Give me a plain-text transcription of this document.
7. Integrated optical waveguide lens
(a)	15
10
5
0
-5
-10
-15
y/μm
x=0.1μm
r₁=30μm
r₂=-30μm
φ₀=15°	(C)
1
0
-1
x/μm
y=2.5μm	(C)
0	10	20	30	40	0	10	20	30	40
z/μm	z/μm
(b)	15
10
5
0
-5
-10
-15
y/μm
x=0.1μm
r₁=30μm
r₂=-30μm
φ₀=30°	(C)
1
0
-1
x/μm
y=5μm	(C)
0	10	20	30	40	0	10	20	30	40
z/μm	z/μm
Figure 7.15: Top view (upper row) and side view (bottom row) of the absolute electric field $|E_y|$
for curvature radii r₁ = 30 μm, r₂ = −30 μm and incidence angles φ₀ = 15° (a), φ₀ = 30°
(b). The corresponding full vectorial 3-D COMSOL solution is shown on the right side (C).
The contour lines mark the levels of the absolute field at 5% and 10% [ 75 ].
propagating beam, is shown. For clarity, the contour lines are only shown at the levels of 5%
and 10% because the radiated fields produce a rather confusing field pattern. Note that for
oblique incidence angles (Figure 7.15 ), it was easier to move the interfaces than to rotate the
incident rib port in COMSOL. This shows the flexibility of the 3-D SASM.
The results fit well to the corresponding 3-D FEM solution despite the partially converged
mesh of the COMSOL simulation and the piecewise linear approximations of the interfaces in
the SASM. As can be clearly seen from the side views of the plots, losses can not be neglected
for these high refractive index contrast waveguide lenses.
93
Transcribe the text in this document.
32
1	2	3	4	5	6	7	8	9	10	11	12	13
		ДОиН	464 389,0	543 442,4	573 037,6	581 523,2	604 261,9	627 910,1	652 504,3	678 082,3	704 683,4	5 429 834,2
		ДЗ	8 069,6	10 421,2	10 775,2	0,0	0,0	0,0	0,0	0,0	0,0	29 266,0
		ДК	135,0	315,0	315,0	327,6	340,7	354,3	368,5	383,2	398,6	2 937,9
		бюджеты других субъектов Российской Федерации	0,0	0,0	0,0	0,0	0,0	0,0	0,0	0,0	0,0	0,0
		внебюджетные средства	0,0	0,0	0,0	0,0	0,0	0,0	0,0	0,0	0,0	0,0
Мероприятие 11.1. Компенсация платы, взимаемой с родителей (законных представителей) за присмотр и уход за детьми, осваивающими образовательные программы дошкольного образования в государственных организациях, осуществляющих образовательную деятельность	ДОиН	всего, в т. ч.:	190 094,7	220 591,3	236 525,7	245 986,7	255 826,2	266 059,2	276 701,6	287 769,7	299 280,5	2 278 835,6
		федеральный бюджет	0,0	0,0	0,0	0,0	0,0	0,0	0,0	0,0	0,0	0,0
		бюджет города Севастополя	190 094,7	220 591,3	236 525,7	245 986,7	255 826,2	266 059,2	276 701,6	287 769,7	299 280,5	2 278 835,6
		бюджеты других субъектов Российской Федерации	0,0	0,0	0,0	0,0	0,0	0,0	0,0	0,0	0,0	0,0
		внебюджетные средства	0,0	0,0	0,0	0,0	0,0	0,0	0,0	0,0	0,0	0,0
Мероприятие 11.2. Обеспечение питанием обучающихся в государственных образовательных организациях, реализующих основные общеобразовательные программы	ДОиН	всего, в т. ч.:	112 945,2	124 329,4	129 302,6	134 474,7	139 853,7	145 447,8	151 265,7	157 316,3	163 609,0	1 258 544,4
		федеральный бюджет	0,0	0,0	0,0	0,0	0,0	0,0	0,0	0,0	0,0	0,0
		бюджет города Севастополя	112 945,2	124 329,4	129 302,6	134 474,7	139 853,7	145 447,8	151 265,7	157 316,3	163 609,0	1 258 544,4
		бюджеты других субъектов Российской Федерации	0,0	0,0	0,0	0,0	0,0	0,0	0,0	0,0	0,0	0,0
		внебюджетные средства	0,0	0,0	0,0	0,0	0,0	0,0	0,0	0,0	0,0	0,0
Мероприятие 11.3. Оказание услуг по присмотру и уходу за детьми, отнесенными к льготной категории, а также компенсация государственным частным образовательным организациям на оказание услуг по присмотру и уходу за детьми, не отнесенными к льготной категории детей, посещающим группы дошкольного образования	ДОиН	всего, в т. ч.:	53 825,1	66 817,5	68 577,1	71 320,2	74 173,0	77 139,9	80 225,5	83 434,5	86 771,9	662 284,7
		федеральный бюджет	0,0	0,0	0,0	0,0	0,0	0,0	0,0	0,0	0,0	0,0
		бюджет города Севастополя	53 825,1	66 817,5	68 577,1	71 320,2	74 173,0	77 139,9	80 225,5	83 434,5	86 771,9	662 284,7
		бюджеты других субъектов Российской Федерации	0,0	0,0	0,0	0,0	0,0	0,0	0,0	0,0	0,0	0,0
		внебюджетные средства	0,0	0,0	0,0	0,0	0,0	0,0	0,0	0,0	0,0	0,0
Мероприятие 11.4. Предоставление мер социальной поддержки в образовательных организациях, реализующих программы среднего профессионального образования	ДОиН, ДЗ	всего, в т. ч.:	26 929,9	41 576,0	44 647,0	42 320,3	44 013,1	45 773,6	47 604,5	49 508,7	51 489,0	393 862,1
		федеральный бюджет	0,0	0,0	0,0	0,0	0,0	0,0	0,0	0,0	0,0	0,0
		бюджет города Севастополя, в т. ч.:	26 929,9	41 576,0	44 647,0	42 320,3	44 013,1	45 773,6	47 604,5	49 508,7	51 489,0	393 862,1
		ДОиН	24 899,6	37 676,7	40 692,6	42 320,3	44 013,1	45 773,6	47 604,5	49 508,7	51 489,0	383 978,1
* * * * * * * * *
**Exercise prompt**.
Retype the listing. Match it exactly.

**Result of the exercise**.
Give me a plain-text transcription of this document.
7. Integrated optical waveguide lens
(a)	15
10
5
0
-5
-10
-15
y/μm
x=0.1μm
r₁=30μm
r₂=-30μm
φ₀=15°	(C)
1
0
-1
x/μm
y=2.5μm	(C)
0	10	20	30	40	0	10	20	30	40
z/μm	z/μm
(b)	15
10
5
0
-5
-10
-15
y/μm
x=0.1μm
r₁=30μm
r₂=-30μm
φ₀=30°	(C)
1
0
-1
x/μm
y=5μm	(C)
0	10	20	30	40	0	10	20	30	40
z/μm	z/μm
Figure 7.15: Top view (upper row) and side view (bottom row) of the absolute electric field $|E_y|$
for curvature radii r₁ = 30 μm, r₂ = −30 μm and incidence angles φ₀ = 15° (a), φ₀ = 30°
(b). The corresponding full vectorial 3-D COMSOL solution is shown on the right side (C).
The contour lines mark the levels of the absolute field at 5% and 10% [ 75 ].
propagating beam, is shown. For clarity, the contour lines are only shown at the levels of 5%
and 10% because the radiated fields produce a rather confusing field pattern. Note that for
oblique incidence angles (Figure 7.15 ), it was easier to move the interfaces than to rotate the
incident rib port in COMSOL. This shows the flexibility of the 3-D SASM.
The results fit well to the corresponding 3-D FEM solution despite the partially converged
mesh of the COMSOL simulation and the piecewise linear approximations of the interfaces in
the SASM. As can be clearly seen from the side views of the plots, losses can not be neglected
for these high refractive index contrast waveguide lenses.
93
Transcribe the text in this document.
32
1	2	3	4	5	6	7	8	9	10	11	12	13
		ДОиН	464 389,0	543 442,4	573 037,6	581 523,2	604 261,9	627 910,1	652 504,3	678 082,3	704 683,4	5 429 834,2
		ДЗ	8 069,6	10 421,2	10 775,2	0,0	0,0	0,0	0,0	0,0	0,0	29 266,0
		ДК	135,0	315,0	315,0	327,6	340,7	354,3	368,5	383,2	398,6	2 937,9
		бюджеты других субъектов Российской Федерации	0,0	0,0	0,0	0,0	0,0	0,0	0,0	0,0	0,0	0,0
		внебюджетные средства	0,0	0,0	0,0	0,0	0,0	0,0	0,0	0,0	0,0	0,0
Мероприятие 11.1. Компенсация платы, взимаемой с родителей (законных представителей) за присмотр и уход за детьми, осваивающими образовательные программы дошкольного образования в государственных организациях, осуществляющих образовательную деятельность	ДОиН	всего, в т. ч.:	190 094,7	220 591,3	236 525,7	245 986,7	255 826,2	266 059,2	276 701,6	287 769,7	299 280,5	2 278 835,6
		федеральный бюджет	0,0	0,0	0,0	0,0	0,0	0,0	0,0	0,0	0,0	0,0
		бюджет города Севастополя	190 094,7	220 591,3	236 525,7	245 986,7	255 826,2	266 059,2	276 701,6	287 769,7	299 280,5	2 278 835,6
		бюджеты других субъектов Российской Федерации	0,0	0,0	0,0	0,0	0,0	0,0	0,0	0,0	0,0	0,0
		внебюджетные средства	0,0	0,0	0,0	0,0	0,0	0,0	0,0	0,0	0,0	0,0
Мероприятие 11.2. Обеспечение питанием обучающихся в государственных образовательных организациях, реализующих основные общеобразовательные программы	ДОиН	всего, в т. ч.:	112 945,2	124 329,4	129 302,6	134 474,7	139 853,7	145 447,8	151 265,7	157 316,3	163 609,0	1 258 544,4
		федеральный бюджет	0,0	0,0	0,0	0,0	0,0	0,0	0,0	0,0	0,0	0,0
		бюджет города Севастополя	112 945,2	124 329,4	129 302,6	134 474,7	139 853,7	145 447,8	151 265,7	157 316,3	163 609,0	1 258 544,4
		бюджеты других субъектов Российской Федерации	0,0	0,0	0,0	0,0	0,0	0,0	0,0	0,0	0,0	0,0
		внебюджетные средства	0,0	0,0	0,0	0,0	0,0	0,0	0,0	0,0	0,0	0,0
Мероприятие 11.3. Оказание услуг по присмотру и уходу за детьми, отнесенными к льготной категории, а также компенсация государственным частным образовательным организациям на оказание услуг по присмотру и уходу за детьми, не отнесенными к льготной категории детей, посещающим группы дошкольного образования	ДОиН	всего, в т. ч.:	53 825,1	66 817,5	68 577,1	71 320,2	74 173,0	77 139,9	80 225,5	83 434,5	86 771,9	662 284,7
		федеральный бюджет	0,0	0,0	0,0	0,0	0,0	0,0	0,0	0,0	0,0	0,0
		бюджет города Севастополя	53 825,1	66 817,5	68 577,1	71 320,2	74 173,0	77 139,9	80 225,5	83 434,5	86 771,9	662 284,7
		бюджеты других субъектов Российской Федерации	0,0	0,0	0,0	0,0	0,0	0,0	0,0	0,0	0,0	0,0
		внебюджетные средства	0,0	0,0	0,0	0,0	0,0	0,0	0,0	0,0	0,0	0,0
Мероприятие 11.4. Предоставление мер социальной поддержки в образовательных организациях, реализующих программы среднего профессионального образования	ДОиН, ДЗ	всего, в т. ч.:	26 929,9	41 576,0	44 647,0	42 320,3	44 013,1	45 773,6	47 604,5	49 508,7	51 489,0	393 862,1
		федеральный бюджет	0,0	0,0	0,0	0,0	0,0	0,0	0,0	0,0	0,0	0,0
		бюджет города Севастополя, в т. ч.:	26 929,9	41 576,0	44 647,0	42 320,3	44 013,1	45 773,6	47 604,5	49 508,7	51 489,0	393 862,1
		ДОиН	24 899,6	37 676,7	40 692,6	42 320,3	44 013,1	45 773,6	47 604,5	49 508,7	51 489,0	383 978,1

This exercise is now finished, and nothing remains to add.